** START **
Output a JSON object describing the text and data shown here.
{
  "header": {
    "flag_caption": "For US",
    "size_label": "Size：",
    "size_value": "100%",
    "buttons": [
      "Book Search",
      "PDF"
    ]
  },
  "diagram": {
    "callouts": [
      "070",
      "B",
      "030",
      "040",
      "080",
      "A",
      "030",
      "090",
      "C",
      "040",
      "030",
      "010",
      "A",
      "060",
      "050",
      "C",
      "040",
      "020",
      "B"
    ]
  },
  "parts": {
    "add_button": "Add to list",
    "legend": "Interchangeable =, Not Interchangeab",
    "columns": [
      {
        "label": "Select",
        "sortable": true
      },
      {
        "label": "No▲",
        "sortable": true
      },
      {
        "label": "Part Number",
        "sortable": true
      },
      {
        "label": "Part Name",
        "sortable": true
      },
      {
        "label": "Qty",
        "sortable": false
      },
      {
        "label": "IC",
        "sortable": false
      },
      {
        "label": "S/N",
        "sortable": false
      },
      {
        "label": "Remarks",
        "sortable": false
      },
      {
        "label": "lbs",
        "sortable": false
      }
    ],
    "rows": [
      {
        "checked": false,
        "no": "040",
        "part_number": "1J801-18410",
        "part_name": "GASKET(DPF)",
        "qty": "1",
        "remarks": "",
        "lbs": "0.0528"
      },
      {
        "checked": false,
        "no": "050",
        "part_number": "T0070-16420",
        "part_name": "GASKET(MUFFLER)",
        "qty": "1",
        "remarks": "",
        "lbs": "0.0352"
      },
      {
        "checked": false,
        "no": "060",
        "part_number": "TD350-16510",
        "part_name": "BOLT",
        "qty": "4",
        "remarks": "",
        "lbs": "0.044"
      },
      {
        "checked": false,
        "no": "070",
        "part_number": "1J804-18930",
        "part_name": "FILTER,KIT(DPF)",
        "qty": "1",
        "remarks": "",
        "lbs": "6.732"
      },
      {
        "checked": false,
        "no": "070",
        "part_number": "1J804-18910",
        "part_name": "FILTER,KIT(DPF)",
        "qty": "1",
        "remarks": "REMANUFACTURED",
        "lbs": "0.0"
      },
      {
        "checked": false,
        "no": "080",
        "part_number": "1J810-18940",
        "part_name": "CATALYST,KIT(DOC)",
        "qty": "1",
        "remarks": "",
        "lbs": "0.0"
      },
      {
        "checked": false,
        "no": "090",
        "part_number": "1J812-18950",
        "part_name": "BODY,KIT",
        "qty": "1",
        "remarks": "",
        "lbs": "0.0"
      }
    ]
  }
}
** END **
Problem :: Scan the material above. Copy each line where "GASKET" occurs.

Final result ::
        "part_name": "GASKET(DPF)",
        "part_name": "GASKET(MUFFLER)",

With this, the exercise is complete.